Retype the material that follows, keeping every word as it is.

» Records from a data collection
++++++++++++++++++++

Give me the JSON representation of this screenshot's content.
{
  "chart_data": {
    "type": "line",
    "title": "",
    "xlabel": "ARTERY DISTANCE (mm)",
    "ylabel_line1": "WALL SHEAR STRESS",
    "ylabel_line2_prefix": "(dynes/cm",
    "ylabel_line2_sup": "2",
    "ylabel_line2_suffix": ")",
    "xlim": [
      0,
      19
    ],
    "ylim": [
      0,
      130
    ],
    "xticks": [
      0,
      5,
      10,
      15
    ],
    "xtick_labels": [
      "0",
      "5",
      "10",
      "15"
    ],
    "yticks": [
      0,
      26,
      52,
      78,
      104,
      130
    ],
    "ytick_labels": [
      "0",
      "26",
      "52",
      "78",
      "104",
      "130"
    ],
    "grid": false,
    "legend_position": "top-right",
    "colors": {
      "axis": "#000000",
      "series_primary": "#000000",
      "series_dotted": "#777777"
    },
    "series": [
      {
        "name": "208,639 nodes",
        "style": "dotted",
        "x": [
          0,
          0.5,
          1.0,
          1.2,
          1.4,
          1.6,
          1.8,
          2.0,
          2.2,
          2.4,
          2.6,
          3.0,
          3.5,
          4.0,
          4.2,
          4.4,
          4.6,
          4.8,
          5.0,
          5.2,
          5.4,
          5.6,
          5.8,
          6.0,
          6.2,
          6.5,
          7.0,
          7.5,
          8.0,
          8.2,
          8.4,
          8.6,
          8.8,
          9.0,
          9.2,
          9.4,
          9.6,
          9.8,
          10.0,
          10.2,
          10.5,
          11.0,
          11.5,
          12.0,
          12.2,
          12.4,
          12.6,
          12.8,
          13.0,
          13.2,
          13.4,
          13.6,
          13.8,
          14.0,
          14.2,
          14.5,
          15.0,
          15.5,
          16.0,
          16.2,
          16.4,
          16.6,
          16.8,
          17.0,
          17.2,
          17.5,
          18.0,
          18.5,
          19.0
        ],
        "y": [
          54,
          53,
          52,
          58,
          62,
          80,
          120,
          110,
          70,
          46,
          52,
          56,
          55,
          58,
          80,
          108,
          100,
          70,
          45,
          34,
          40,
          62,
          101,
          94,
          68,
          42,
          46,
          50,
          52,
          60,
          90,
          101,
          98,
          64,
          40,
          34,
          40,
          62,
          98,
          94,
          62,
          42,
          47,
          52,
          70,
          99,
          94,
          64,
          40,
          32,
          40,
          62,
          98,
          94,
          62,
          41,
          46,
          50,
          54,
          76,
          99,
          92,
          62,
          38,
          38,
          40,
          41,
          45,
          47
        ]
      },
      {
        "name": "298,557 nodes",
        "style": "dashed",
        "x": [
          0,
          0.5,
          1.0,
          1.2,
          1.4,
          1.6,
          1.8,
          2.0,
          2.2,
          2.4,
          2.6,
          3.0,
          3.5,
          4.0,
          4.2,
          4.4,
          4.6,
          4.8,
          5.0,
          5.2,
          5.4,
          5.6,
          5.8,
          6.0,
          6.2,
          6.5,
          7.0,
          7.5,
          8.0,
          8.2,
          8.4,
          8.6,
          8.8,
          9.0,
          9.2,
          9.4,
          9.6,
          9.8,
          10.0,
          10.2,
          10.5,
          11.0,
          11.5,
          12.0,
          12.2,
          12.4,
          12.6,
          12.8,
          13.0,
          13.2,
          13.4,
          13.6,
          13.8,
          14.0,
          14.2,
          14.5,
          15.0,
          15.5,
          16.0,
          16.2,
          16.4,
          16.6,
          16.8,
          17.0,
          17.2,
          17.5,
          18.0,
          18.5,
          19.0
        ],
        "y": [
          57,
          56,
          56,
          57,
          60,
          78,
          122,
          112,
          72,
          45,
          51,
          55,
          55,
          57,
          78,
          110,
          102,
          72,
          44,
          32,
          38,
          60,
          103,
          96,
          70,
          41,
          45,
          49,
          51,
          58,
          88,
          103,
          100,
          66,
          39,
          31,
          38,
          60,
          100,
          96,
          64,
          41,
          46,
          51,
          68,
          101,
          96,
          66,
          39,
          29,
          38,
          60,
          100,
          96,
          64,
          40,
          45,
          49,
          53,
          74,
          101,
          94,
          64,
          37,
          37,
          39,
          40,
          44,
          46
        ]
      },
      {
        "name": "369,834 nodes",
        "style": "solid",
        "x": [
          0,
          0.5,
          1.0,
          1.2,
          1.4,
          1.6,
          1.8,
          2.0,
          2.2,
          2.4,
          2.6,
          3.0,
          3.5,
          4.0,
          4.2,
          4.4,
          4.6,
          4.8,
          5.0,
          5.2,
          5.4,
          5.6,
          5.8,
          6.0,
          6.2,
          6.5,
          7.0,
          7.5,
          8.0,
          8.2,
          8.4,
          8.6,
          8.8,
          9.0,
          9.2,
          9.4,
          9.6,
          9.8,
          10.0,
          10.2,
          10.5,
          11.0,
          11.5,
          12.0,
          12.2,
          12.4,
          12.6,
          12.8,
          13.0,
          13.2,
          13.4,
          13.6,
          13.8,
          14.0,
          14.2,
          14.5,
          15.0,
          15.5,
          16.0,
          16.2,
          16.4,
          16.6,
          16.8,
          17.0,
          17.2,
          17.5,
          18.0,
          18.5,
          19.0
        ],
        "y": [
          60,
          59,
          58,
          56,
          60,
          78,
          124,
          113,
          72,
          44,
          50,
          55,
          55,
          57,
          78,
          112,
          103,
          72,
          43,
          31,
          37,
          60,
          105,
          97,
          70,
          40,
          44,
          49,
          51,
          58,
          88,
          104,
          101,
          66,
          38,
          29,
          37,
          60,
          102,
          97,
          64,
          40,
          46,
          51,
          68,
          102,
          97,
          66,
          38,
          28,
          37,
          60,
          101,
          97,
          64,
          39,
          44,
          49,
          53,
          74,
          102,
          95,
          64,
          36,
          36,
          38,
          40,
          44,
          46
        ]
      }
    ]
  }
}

++++++++++++++++++++

» Reply to the exercise
Give me the JSON representation of this screenshot's content.
{
  "chart_data": {
    "type": "line",
    "title": "",
    "xlabel": "ARTERY DISTANCE (mm)",
    "ylabel_line1": "WALL SHEAR STRESS",
    "ylabel_line2_prefix": "(dynes/cm",
    "ylabel_line2_sup": "2",
    "ylabel_line2_suffix": ")",
    "xlim": [
      0,
      19
    ],
    "ylim": [
      0,
      130
    ],
    "xticks": [
      0,
      5,
      10,
      15
    ],
    "xtick_labels": [
      "0",
      "5",
      "10",
      "15"
    ],
    "yticks": [
      0,
      26,
      52,
      78,
      104,
      130
    ],
    "ytick_labels": [
      "0",
      "26",
      "52",
      "78",
      "104",
      "130"
    ],
    "grid": false,
    "legend_position": "top-right",
    "colors": {
      "axis": "#000000",
      "series_primary": "#000000",
      "series_dotted": "#777777"
    },
    "series": [
      {
        "name": "208,639 nodes",
        "style": "dotted",
        "x": [
          0,
          0.5,
          1.0,
          1.2,
          1.4,
          1.6,
          1.8,
          2.0,
          2.2,
          2.4,
          2.6,
          3.0,
          3.5,
          4.0,
          4.2,
          4.4,
          4.6,
          4.8,
          5.0,
          5.2,
          5.4,
          5.6,
          5.8,
          6.0,
          6.2,
          6.5,
          7.0,
          7.5,
          8.0,
          8.2,
          8.4,
          8.6,
          8.8,
          9.0,
          9.2,
          9.4,
          9.6,
          9.8,
          10.0,
          10.2,
          10.5,
          11.0,
          11.5,
          12.0,
          12.2,
          12.4,
          12.6,
          12.8,
          13.0,
          13.2,
          13.4,
          13.6,
          13.8,
          14.0,
          14.2,
          14.5,
          15.0,
          15.5,
          16.0,
          16.2,
          16.4,
          16.6,
          16.8,
          17.0,
          17.2,
          17.5,
          18.0,
          18.5,
          19.0
        ],
        "y": [
          54,
          53,
          52,
          58,
          62,
          80,
          120,
          110,
          70,
          46,
          52,
          56,
          55,
          58,
          80,
          108,
          100,
          70,
          45,
          34,
          40,
          62,
          101,
          94,
          68,
          42,
          46,
          50,
          52,
          60,
          90,
          101,
          98,
          64,
          40,
          34,
          40,
          62,
          98,
          94,
          62,
          42,
          47,
          52,
          70,
          99,
          94,
          64,
          40,
          32,
          40,
          62,
          98,
          94,
          62,
          41,
          46,
          50,
          54,
          76,
          99,
          92,
          62,
          38,
          38,
          40,
          41,
          45,
          47
        ]
      },
      {
        "name": "298,557 nodes",
        "style": "dashed",
        "x": [
          0,
          0.5,
          1.0,
          1.2,
          1.4,
          1.6,
          1.8,
          2.0,
          2.2,
          2.4,
          2.6,
          3.0,
          3.5,
          4.0,
          4.2,
          4.4,
          4.6,
          4.8,
          5.0,
          5.2,
          5.4,
          5.6,
          5.8,
          6.0,
          6.2,
          6.5,
          7.0,
          7.5,
          8.0,
          8.2,
          8.4,
          8.6,
          8.8,
          9.0,
          9.2,
          9.4,
          9.6,
          9.8,
          10.0,
          10.2,
          10.5,
          11.0,
          11.5,
          12.0,
          12.2,
          12.4,
          12.6,
          12.8,
          13.0,
          13.2,
          13.4,
          13.6,
          13.8,
          14.0,
          14.2,
          14.5,
          15.0,
          15.5,
          16.0,
          16.2,
          16.4,
          16.6,
          16.8,
          17.0,
          17.2,
          17.5,
          18.0,
          18.5,
          19.0
        ],
        "y": [
          57,
          56,
          56,
          57,
          60,
          78,
          122,
          112,
          72,
          45,
          51,
          55,
          55,
          57,
          78,
          110,
          102,
          72,
          44,
          32,
          38,
          60,
          103,
          96,
          70,
          41,
          45,
          49,
          51,
          58,
          88,
          103,
          100,
          66,
          39,
          31,
          38,
          60,
          100,
          96,
          64,
          41,
          46,
          51,
          68,
          101,
          96,
          66,
          39,
          29,
          38,
          60,
          100,
          96,
          64,
          40,
          45,
          49,
          53,
          74,
          101,
          94,
          64,
          37,
          37,
          39,
          40,
          44,
          46
        ]
      },
      {
        "name": "369,834 nodes",
        "style": "solid",
        "x": [
          0,
          0.5,
          1.0,
          1.2,
          1.4,
          1.6,
          1.8,
          2.0,
          2.2,
          2.4,
          2.6,
          3.0,
          3.5,
          4.0,
          4.2,
          4.4,
          4.6,
          4.8,
          5.0,
          5.2,
          5.4,
          5.6,
          5.8,
          6.0,
          6.2,
          6.5,
          7.0,
          7.5,
          8.0,
          8.2,
          8.4,
          8.6,
          8.8,
          9.0,
          9.2,
          9.4,
          9.6,
          9.8,
          10.0,
          10.2,
          10.5,
          11.0,
          11.5,
          12.0,
          12.2,
          12.4,
          12.6,
          12.8,
          13.0,
          13.2,
          13.4,
          13.6,
          13.8,
          14.0,
          14.2,
          14.5,
          15.0,
          15.5,
          16.0,
          16.2,
          16.4,
          16.6,
          16.8,
          17.0,
          17.2,
          17.5,
          18.0,
          18.5,
          19.0
        ],
        "y": [
          60,
          59,
          58,
          56,
          60,
          78,
          124,
          113,
          72,
          44,
          50,
          55,
          55,
          57,
          78,
          112,
          103,
          72,
          43,
          31,
          37,
          60,
          105,
          97,
          70,
          40,
          44,
          49,
          51,
          58,
          88,
          104,
          101,
          66,
          38,
          29,
          37,
          60,
          102,
          97,
          64,
          40,
          46,
          51,
          68,
          102,
          97,
          66,
          38,
          28,
          37,
          60,
          101,
          97,
          64,
          39,
          44,
          49,
          53,
          74,
          102,
          95,
          64,
          36,
          36,
          38,
          40,
          44,
          46
        ]
      }
    ]
  }
}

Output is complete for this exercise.